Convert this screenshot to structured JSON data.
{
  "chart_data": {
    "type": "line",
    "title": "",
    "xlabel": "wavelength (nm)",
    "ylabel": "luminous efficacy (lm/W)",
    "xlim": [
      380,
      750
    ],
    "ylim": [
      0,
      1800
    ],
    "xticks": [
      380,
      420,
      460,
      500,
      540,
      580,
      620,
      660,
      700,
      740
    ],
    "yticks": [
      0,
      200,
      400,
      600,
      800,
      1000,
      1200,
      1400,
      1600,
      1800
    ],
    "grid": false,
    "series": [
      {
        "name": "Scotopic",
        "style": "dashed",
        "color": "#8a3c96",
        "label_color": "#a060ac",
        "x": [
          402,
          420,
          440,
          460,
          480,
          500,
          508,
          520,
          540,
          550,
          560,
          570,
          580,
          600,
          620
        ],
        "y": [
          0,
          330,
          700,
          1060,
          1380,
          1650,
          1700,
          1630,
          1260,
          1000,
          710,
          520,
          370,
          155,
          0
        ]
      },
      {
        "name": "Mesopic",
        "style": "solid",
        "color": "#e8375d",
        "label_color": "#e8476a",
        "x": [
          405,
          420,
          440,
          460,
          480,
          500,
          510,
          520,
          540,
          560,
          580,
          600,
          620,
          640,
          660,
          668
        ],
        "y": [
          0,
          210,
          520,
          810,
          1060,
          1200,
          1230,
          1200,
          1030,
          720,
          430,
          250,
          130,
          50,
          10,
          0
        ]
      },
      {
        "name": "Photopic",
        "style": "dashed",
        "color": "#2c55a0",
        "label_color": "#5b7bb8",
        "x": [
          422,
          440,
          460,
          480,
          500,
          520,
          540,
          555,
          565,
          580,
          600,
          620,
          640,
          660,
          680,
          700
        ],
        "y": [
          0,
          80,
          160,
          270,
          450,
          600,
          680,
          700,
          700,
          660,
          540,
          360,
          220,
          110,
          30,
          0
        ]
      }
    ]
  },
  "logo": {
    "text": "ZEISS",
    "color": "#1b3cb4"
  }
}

_____

The task -
Exact output of every entry is required.

Expected answer -
Convert this screenshot to structured JSON data.
{
  "chart_data": {
    "type": "line",
    "title": "",
    "xlabel": "wavelength (nm)",
    "ylabel": "luminous efficacy (lm/W)",
    "xlim": [
      380,
      750
    ],
    "ylim": [
      0,
      1800
    ],
    "xticks": [
      380,
      420,
      460,
      500,
      540,
      580,
      620,
      660,
      700,
      740
    ],
    "yticks": [
      0,
      200,
      400,
      600,
      800,
      1000,
      1200,
      1400,
      1600,
      1800
    ],
    "grid": false,
    "series": [
      {
        "name": "Scotopic",
        "style": "dashed",
        "color": "#8a3c96",
        "label_color": "#a060ac",
        "x": [
          402,
          420,
          440,
          460,
          480,
          500,
          508,
          520,
          540,
          550,
          560,
          570,
          580,
          600,
          620
        ],
        "y": [
          0,
          330,
          700,
          1060,
          1380,
          1650,
          1700,
          1630,
          1260,
          1000,
          710,
          520,
          370,
          155,
          0
        ]
      },
      {
        "name": "Mesopic",
        "style": "solid",
        "color": "#e8375d",
        "label_color": "#e8476a",
        "x": [
          405,
          420,
          440,
          460,
          480,
          500,
          510,
          520,
          540,
          560,
          580,
          600,
          620,
          640,
          660,
          668
        ],
        "y": [
          0,
          210,
          520,
          810,
          1060,
          1200,
          1230,
          1200,
          1030,
          720,
          430,
          250,
          130,
          50,
          10,
          0
        ]
      },
      {
        "name": "Photopic",
        "style": "dashed",
        "color": "#2c55a0",
        "label_color": "#5b7bb8",
        "x": [
          422,
          440,
          460,
          480,
          500,
          520,
          540,
          555,
          565,
          580,
          600,
          620,
          640,
          660,
          680,
          700
        ],
        "y": [
          0,
          80,
          160,
          270,
          450,
          600,
          680,
          700,
          700,
          660,
          540,
          360,
          220,
          110,
          30,
          0
        ]
      }
    ]
  },
  "logo": {
    "text": "ZEISS",
    "color": "#1b3cb4"
  }
}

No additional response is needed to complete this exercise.